[Records about charts and figures]
····················

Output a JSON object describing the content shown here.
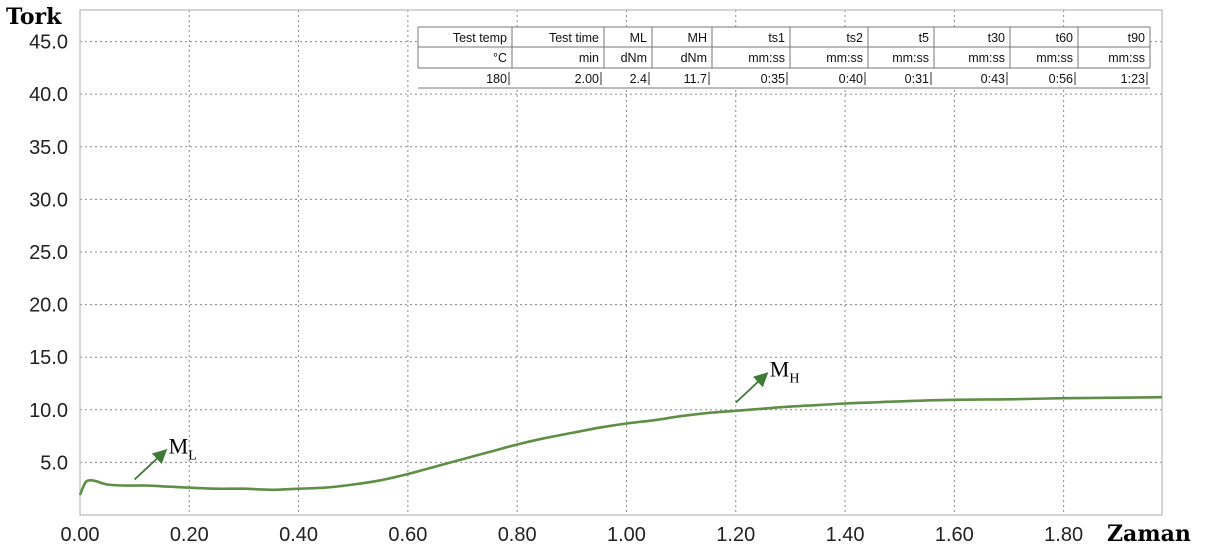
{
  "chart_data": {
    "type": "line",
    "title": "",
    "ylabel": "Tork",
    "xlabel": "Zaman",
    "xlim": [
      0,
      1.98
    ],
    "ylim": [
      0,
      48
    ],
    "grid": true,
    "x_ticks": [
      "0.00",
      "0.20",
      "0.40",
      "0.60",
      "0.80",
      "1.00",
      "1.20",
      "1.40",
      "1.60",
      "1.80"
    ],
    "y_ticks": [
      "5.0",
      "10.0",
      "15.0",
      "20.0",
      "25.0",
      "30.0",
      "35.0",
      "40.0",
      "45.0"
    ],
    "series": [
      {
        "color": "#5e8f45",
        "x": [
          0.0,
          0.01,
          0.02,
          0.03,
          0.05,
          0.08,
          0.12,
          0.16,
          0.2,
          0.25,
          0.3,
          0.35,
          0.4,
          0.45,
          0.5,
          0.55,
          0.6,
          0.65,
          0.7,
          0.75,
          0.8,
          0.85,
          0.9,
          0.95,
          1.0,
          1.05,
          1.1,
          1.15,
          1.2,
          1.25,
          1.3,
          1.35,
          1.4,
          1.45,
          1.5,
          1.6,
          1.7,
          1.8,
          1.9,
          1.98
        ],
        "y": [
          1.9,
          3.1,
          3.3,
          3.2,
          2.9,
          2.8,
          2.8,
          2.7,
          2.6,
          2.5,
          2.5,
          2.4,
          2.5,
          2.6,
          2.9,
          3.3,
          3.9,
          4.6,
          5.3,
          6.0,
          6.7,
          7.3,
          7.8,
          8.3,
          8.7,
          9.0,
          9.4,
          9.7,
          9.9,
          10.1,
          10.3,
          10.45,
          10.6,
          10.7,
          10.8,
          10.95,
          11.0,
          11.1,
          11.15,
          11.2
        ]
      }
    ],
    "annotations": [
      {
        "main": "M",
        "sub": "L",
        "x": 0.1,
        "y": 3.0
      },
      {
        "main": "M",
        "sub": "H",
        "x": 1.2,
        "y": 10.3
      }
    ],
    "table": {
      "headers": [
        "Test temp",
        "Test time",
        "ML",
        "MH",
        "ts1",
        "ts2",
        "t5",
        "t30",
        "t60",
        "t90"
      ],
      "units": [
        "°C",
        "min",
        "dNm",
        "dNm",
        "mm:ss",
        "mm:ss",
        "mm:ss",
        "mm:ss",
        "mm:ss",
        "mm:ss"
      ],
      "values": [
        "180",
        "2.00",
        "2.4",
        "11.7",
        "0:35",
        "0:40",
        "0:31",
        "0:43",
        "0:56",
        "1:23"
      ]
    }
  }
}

····················

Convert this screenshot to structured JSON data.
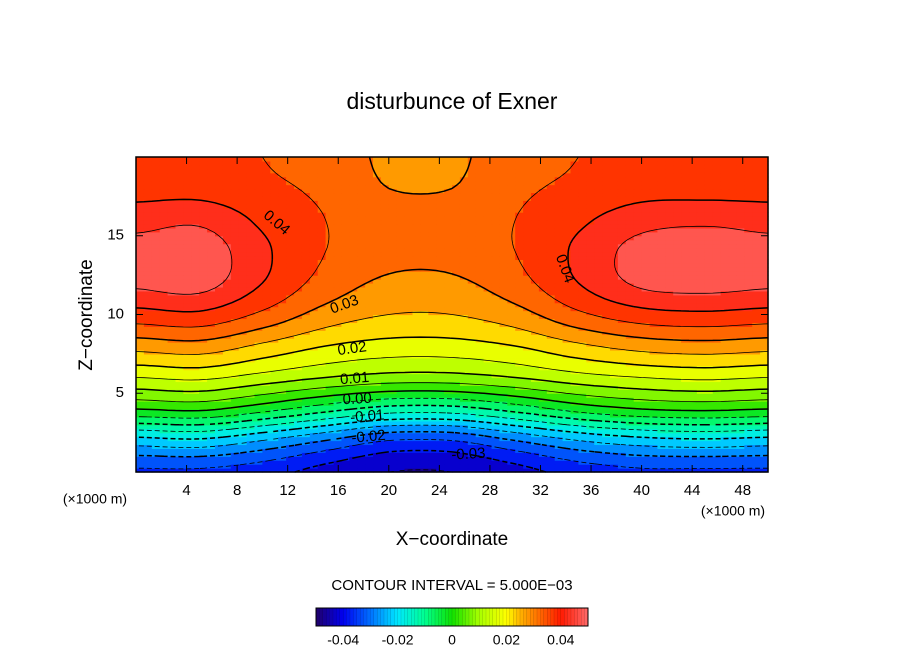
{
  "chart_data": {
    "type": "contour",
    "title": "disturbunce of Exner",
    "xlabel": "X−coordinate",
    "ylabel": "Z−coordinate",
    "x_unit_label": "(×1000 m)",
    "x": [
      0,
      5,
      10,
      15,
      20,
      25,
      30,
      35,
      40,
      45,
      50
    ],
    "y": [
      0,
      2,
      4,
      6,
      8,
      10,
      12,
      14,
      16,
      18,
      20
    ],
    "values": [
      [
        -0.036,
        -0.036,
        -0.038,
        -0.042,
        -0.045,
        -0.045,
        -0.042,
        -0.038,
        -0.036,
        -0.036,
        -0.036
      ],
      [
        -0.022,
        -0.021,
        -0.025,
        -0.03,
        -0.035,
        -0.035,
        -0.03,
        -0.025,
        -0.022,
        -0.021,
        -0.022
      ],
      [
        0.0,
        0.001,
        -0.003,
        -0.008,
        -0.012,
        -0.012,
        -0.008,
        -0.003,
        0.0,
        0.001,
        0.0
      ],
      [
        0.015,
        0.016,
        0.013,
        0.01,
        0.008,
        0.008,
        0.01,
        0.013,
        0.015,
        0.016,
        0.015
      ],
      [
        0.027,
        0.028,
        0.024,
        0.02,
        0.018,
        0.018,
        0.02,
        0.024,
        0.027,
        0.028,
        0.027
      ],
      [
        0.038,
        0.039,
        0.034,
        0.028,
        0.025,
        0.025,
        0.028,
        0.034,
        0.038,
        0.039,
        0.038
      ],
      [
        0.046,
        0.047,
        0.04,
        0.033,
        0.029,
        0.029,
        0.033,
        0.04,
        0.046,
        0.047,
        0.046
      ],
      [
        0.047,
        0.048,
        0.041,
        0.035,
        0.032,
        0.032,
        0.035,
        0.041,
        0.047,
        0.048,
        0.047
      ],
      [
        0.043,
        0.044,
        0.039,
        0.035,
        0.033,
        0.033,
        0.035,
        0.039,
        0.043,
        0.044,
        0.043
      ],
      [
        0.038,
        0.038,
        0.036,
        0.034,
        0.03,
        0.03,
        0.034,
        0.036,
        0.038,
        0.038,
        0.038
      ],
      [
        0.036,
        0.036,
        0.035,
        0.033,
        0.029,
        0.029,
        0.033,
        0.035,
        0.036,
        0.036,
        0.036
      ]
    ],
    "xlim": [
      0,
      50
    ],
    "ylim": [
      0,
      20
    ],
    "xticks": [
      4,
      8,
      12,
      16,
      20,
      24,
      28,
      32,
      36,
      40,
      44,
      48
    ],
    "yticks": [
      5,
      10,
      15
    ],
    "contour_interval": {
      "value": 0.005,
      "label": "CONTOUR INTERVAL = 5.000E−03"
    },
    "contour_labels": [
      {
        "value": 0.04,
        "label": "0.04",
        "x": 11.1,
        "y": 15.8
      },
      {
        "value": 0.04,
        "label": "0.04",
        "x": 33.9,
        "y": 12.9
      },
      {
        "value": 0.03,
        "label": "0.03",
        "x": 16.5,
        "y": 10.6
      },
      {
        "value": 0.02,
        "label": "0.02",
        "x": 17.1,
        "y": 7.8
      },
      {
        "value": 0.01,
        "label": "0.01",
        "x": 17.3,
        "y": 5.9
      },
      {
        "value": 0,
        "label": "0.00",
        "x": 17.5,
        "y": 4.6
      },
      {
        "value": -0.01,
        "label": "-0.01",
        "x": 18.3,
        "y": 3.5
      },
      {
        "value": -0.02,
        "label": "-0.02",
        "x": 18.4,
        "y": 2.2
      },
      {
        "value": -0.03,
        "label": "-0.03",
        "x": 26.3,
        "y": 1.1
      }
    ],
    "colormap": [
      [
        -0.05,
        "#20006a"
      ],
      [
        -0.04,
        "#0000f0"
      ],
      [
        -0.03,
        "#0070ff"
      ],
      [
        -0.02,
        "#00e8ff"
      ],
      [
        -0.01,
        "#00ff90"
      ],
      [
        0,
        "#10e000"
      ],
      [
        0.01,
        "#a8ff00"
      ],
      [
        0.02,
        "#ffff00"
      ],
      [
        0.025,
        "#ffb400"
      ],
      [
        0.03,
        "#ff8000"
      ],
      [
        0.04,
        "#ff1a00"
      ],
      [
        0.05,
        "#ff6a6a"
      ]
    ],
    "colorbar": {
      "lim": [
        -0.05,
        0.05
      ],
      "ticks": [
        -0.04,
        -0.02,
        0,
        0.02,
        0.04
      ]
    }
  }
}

····················

Among the entries above, identify all lines with "JSON" and copy them.

• EXPECTED ANSWER:
Output a JSON object describing the content shown here.
Convert this screenshot to structured JSON data.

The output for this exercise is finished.